# [TASK OBJECTIVE]
Repeat the records below exactly.

==== EXERCISE INPUTS ====

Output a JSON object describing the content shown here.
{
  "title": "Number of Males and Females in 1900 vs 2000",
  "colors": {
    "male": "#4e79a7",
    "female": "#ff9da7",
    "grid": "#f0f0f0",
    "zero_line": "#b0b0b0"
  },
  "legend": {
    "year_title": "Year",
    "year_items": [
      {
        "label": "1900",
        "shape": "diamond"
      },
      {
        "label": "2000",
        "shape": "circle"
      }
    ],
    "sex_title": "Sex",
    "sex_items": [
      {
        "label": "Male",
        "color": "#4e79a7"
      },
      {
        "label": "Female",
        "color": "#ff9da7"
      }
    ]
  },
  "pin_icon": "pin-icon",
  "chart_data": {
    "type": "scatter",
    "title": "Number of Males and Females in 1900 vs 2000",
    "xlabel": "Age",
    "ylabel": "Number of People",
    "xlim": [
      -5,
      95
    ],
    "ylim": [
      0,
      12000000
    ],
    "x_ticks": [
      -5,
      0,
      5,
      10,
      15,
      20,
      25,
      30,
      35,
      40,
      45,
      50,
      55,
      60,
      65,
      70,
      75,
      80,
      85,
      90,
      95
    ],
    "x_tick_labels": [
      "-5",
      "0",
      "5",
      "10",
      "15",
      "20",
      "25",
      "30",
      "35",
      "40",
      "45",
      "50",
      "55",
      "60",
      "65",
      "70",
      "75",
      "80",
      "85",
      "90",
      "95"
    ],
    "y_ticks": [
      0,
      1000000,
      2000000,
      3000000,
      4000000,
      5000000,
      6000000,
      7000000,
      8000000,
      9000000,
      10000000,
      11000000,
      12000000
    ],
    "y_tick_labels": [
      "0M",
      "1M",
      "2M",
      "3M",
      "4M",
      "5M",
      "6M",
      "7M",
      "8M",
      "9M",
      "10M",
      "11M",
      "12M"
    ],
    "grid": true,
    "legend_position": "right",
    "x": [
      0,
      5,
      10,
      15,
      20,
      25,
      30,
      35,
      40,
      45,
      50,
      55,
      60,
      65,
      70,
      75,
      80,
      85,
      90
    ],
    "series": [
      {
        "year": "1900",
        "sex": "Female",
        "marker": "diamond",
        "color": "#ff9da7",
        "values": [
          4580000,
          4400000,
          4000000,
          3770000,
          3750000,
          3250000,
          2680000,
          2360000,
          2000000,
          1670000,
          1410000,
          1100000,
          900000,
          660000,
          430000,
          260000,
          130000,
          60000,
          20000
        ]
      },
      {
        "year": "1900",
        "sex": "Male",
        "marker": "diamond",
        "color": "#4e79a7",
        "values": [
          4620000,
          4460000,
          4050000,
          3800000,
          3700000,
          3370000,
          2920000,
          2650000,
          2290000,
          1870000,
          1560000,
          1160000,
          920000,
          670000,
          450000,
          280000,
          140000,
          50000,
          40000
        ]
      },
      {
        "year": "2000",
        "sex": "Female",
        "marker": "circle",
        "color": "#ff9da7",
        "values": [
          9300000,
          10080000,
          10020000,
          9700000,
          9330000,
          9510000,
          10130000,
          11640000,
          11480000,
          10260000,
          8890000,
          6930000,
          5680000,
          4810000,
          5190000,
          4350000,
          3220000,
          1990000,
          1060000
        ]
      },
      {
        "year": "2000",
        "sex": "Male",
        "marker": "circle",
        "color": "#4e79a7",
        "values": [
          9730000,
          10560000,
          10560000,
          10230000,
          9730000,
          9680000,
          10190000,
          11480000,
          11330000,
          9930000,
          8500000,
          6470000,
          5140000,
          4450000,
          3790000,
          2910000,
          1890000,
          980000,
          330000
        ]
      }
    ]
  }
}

====

# [ANSWER TO THE EXERCISE]
Output a JSON object describing the content shown here.
{
  "title": "Number of Males and Females in 1900 vs 2000",
  "colors": {
    "male": "#4e79a7",
    "female": "#ff9da7",
    "grid": "#f0f0f0",
    "zero_line": "#b0b0b0"
  },
  "legend": {
    "year_title": "Year",
    "year_items": [
      {
        "label": "1900",
        "shape": "diamond"
      },
      {
        "label": "2000",
        "shape": "circle"
      }
    ],
    "sex_title": "Sex",
    "sex_items": [
      {
        "label": "Male",
        "color": "#4e79a7"
      },
      {
        "label": "Female",
        "color": "#ff9da7"
      }
    ]
  },
  "pin_icon": "pin-icon",
  "chart_data": {
    "type": "scatter",
    "title": "Number of Males and Females in 1900 vs 2000",
    "xlabel": "Age",
    "ylabel": "Number of People",
    "xlim": [
      -5,
      95
    ],
    "ylim": [
      0,
      12000000
    ],
    "x_ticks": [
      -5,
      0,
      5,
      10,
      15,
      20,
      25,
      30,
      35,
      40,
      45,
      50,
      55,
      60,
      65,
      70,
      75,
      80,
      85,
      90,
      95
    ],
    "x_tick_labels": [
      "-5",
      "0",
      "5",
      "10",
      "15",
      "20",
      "25",
      "30",
      "35",
      "40",
      "45",
      "50",
      "55",
      "60",
      "65",
      "70",
      "75",
      "80",
      "85",
      "90",
      "95"
    ],
    "y_ticks": [
      0,
      1000000,
      2000000,
      3000000,
      4000000,
      5000000,
      6000000,
      7000000,
      8000000,
      9000000,
      10000000,
      11000000,
      12000000
    ],
    "y_tick_labels": [
      "0M",
      "1M",
      "2M",
      "3M",
      "4M",
      "5M",
      "6M",
      "7M",
      "8M",
      "9M",
      "10M",
      "11M",
      "12M"
    ],
    "grid": true,
    "legend_position": "right",
    "x": [
      0,
      5,
      10,
      15,
      20,
      25,
      30,
      35,
      40,
      45,
      50,
      55,
      60,
      65,
      70,
      75,
      80,
      85,
      90
    ],
    "series": [
      {
        "year": "1900",
        "sex": "Female",
        "marker": "diamond",
        "color": "#ff9da7",
        "values": [
          4580000,
          4400000,
          4000000,
          3770000,
          3750000,
          3250000,
          2680000,
          2360000,
          2000000,
          1670000,
          1410000,
          1100000,
          900000,
          660000,
          430000,
          260000,
          130000,
          60000,
          20000
        ]
      },
      {
        "year": "1900",
        "sex": "Male",
        "marker": "diamond",
        "color": "#4e79a7",
        "values": [
          4620000,
          4460000,
          4050000,
          3800000,
          3700000,
          3370000,
          2920000,
          2650000,
          2290000,
          1870000,
          1560000,
          1160000,
          920000,
          670000,
          450000,
          280000,
          140000,
          50000,
          40000
        ]
      },
      {
        "year": "2000",
        "sex": "Female",
        "marker": "circle",
        "color": "#ff9da7",
        "values": [
          9300000,
          10080000,
          10020000,
          9700000,
          9330000,
          9510000,
          10130000,
          11640000,
          11480000,
          10260000,
          8890000,
          6930000,
          5680000,
          4810000,
          5190000,
          4350000,
          3220000,
          1990000,
          1060000
        ]
      },
      {
        "year": "2000",
        "sex": "Male",
        "marker": "circle",
        "color": "#4e79a7",
        "values": [
          9730000,
          10560000,
          10560000,
          10230000,
          9730000,
          9680000,
          10190000,
          11480000,
          11330000,
          9930000,
          8500000,
          6470000,
          5140000,
          4450000,
          3790000,
          2910000,
          1890000,
          980000,
          330000
        ]
      }
    ]
  }
}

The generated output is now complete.